__Texte source__:
Nous avons beaucoup à apprendre des combats de Jaurès, de sa méthode, de sa fermeté, de sa clarté mais pas à des fins utilitaires. Et j’ose espérer que Mélenchon lui-même a beaucoup à apprendre des uns et des autres et autant de ses laudateurs que de ses critiques. La révolution qu’il appelle de ses vœux ne sortira pas de sa tête, mais d’un mouvement social avec lequel nous devons chercher à construire notre propre conscience pour avancer pas à pas dans la lutte des classes. JP Damaggio
[i] L’hebdo du PG porte cette citation : « Le socialisme proclame que la République politique doit aboutir à la République sociale.» Jean Jaurès
[ii] Il a confirmé ce point de vue à la dernière rencontre du groupe qui dirige le Front de Gauche comme sur son blog : "Les gens de médias n'imaginent même pas qu'on puisse les manipuler à leur tour et se servir de leurs plus bas réflexes pour faire avancer nos machines de guerre contre le système !",
[iii] Les Editions La Brochure viennent de confronter des articles de Jaurès en 1906 dans les deux quotidiens.
[iv] Place du blog du PG est en France en avril 2013 : 7019 ; celui de Mélenchon : 4565 (une baisse par rapport à la même date en 2012 : 3840). A titre de comparaison voici celui du PCF : 34 178.
A titre d’indication voici sur le plan internationale le classement de celui de Mélenchon : 142 773et celui de Beppe Grillo (qui n’est qu’en italien langue moins forte que le français) : 7 433. Données obtenues avec: http://urlespion.co/
[v] Voyages et aventures en écologie, de Catherine Claude, Editions sociales, 1977, en donne un aperçu.

__Données répertoriées__:
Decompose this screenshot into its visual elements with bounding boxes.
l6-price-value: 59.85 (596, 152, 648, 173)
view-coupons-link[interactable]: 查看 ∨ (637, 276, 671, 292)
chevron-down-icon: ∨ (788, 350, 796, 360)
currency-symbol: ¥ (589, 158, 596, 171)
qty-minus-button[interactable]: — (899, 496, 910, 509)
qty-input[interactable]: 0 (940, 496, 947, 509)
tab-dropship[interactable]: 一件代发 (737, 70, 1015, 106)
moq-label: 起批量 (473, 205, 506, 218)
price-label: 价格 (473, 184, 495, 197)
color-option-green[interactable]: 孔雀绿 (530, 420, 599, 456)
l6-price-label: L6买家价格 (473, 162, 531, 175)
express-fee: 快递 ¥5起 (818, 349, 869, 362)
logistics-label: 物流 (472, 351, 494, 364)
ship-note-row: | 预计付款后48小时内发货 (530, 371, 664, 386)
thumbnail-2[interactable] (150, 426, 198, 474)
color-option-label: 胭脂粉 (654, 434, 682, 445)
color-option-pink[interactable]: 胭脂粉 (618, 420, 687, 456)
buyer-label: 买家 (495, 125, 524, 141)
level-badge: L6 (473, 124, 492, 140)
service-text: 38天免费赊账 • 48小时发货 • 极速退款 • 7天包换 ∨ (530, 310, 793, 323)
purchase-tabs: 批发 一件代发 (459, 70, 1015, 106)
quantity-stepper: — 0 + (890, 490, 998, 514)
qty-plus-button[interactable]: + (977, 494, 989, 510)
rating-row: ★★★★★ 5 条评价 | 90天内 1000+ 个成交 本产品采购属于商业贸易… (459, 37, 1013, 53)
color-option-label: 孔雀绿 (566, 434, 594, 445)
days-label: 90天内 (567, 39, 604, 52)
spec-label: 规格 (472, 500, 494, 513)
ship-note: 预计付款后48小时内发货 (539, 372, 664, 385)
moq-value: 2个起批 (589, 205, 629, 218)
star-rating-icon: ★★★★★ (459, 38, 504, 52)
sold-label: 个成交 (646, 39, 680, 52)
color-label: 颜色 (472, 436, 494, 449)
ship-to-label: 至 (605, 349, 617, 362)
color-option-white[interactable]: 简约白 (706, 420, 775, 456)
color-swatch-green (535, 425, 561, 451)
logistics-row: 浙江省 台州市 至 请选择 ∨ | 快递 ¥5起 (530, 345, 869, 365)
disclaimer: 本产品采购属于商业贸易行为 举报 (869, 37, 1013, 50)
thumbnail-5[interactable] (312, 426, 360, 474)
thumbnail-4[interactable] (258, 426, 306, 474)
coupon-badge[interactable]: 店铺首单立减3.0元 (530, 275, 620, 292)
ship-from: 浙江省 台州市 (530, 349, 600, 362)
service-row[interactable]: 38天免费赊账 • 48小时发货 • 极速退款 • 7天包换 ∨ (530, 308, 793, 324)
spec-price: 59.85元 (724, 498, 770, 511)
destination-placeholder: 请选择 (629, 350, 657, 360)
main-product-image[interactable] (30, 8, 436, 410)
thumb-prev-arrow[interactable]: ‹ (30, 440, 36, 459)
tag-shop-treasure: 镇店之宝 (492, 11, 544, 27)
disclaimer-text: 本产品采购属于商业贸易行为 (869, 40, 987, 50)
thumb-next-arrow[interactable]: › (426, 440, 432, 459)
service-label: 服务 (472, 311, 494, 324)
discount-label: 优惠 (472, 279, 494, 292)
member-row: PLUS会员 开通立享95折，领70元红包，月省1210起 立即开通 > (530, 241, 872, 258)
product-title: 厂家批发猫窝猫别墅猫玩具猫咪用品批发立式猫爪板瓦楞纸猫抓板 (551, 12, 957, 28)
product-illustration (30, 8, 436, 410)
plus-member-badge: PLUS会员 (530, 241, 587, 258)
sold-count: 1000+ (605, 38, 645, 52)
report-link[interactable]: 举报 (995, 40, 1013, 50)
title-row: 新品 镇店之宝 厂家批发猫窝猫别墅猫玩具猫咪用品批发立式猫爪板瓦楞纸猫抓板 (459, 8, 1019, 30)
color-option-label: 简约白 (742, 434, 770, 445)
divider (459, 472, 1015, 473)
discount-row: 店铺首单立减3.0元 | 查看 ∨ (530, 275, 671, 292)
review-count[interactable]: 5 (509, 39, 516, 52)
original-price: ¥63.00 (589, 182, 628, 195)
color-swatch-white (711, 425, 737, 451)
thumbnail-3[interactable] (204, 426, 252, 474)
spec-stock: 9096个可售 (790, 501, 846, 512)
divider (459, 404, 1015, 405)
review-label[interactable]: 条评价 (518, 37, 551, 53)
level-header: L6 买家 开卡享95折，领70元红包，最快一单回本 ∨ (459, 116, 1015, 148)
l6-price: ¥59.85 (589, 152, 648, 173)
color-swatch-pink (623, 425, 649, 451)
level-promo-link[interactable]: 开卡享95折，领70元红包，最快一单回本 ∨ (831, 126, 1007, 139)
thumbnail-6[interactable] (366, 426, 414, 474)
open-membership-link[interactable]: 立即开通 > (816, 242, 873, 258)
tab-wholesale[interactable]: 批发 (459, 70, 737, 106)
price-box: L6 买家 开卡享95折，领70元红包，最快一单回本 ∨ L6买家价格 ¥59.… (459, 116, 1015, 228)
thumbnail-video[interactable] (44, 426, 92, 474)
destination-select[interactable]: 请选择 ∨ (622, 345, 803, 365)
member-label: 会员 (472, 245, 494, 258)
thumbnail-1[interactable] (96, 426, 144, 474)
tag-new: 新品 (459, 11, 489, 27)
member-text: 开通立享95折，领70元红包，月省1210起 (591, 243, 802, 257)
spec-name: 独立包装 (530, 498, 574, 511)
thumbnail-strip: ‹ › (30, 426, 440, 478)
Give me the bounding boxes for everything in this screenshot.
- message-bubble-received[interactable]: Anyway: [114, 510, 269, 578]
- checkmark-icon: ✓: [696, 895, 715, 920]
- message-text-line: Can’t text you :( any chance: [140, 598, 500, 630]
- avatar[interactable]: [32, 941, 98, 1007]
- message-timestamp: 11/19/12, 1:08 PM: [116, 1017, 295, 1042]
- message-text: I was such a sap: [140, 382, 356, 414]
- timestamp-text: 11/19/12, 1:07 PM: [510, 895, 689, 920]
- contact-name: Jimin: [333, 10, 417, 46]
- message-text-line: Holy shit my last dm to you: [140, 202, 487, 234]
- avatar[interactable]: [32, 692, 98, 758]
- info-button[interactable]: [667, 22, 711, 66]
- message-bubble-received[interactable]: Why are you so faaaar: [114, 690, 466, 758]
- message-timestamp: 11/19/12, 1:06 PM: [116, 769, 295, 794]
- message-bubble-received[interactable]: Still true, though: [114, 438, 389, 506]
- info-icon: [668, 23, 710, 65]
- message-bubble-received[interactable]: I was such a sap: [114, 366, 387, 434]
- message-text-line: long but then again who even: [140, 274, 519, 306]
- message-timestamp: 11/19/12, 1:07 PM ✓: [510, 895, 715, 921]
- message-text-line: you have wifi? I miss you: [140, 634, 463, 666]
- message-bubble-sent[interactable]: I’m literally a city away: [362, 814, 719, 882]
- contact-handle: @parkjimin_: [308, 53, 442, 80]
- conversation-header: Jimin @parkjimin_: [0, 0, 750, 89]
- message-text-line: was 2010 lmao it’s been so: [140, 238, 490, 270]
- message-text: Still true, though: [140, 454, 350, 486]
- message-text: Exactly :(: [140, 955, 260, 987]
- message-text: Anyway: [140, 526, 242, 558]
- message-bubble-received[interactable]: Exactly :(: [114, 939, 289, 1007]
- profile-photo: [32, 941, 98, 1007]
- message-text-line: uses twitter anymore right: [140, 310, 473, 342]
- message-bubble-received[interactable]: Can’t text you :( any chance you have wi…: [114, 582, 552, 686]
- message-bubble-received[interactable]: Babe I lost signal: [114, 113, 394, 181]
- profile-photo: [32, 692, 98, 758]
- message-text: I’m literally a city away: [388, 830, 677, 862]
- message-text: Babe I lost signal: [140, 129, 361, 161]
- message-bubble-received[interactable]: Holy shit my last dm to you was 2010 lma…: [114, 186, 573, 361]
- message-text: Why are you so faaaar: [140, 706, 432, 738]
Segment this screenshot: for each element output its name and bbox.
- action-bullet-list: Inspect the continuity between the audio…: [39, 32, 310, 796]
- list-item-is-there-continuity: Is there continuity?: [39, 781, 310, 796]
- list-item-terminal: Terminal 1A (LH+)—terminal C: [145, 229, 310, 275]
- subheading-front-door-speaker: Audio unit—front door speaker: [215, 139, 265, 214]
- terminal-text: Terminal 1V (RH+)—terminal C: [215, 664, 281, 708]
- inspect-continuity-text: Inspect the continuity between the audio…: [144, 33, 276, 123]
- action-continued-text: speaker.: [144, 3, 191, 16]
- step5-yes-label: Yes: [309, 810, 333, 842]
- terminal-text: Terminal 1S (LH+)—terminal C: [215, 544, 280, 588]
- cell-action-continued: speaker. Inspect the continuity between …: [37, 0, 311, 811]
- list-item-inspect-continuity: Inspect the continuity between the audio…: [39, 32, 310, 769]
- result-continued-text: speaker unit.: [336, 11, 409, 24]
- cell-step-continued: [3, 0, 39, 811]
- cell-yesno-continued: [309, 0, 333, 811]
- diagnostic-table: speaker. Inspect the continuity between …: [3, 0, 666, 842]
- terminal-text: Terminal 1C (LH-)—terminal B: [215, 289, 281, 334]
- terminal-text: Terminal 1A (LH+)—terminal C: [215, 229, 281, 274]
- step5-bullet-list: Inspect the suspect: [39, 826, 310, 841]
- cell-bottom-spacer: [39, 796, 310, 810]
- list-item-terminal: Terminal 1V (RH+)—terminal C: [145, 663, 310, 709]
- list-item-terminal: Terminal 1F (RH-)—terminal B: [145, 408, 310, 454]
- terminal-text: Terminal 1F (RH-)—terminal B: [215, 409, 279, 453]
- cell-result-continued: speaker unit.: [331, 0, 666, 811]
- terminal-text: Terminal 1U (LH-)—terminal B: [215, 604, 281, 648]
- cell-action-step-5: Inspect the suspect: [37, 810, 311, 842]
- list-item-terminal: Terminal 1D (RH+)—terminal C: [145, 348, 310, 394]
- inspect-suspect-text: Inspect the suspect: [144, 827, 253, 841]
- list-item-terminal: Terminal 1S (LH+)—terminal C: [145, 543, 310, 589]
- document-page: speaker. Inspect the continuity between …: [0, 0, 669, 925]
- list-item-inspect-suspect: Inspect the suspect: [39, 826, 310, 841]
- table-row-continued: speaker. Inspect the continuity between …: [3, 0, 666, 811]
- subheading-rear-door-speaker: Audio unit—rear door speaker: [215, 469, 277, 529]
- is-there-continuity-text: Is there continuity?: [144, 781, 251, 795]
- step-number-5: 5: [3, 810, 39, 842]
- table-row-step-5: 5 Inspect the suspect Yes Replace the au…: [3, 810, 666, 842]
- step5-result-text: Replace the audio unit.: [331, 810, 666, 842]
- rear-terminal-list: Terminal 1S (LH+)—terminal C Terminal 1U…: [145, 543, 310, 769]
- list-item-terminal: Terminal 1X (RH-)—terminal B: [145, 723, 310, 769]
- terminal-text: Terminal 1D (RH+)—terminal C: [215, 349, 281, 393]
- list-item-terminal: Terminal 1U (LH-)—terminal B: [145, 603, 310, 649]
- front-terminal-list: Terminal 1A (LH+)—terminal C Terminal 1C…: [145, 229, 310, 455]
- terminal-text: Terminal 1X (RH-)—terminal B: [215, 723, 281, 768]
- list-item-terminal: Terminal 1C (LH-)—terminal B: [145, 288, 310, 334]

__Travail à faire__:
1) Répondez aux questions suivantes d'après le texte sur Jaurès et Mélenchon :
(a) Quelle citation de Jaurès l'hebdo du PG porte-t-il ?
(b) De quelle année datent les articles de Jaurès confrontés par les Éditions La Brochure ?
(c) Quel éditeur a publié « Voyages et aventures en écologie », et en quelle année ?
2) Traduisez en anglais cette phrase du texte sur Jaurès et Mélenchon : « La révolution qu’il appelle de ses vœux ne sortira pas de sa tête, mais d’un mouvement social avec lequel nous devons chercher à construire notre propre conscience pour avancer pas à pas dans la lutte des classes. »
3) Poursuivez le texte sur Jaurès et Mélenchon à partir de sa dernière phrase.

__Réponses__:
1)
(a) « Le socialisme proclame que la République politique doit aboutir à la République sociale. »
(b) 1906.
(c) Les Éditions sociales, en 1977.

2) The revolution he longs for will not come out of his head, but out of a social movement with which we must seek to build our own consciousness in order to move forward step by step in the class struggle.

3)
ne nous laissons pas manipuler!
le personnage clé du mouvement socialiste en france est edouard vaillant, communard, laique dans les faits, representant de Marx aux derniers congres de la 1ere internationale, ingenieur et medecin, organisateur des congres des partis ouvriers depuis le congres de marseille, aboutissant plus tard.à la fondation de la SFIO.la presse a prefere mettre en scene une opposition entre jaures le democrate et guesde le sectaire.
jaures lui meme dit de vaillant qu'il est l'authentique representant du socialisme scientifique en france.
depute, il propose les lois sociales de la 3eme republique. a la seconde internationale il lutte contre le chauvinisme des socialistes anglais et allemand.
septique sur la capacité du parti socialiste à affronter la repression, il prone la construction d'un appareil clandestin en son sein , "derriere" la façade des sections combattant sur le terrain electoral.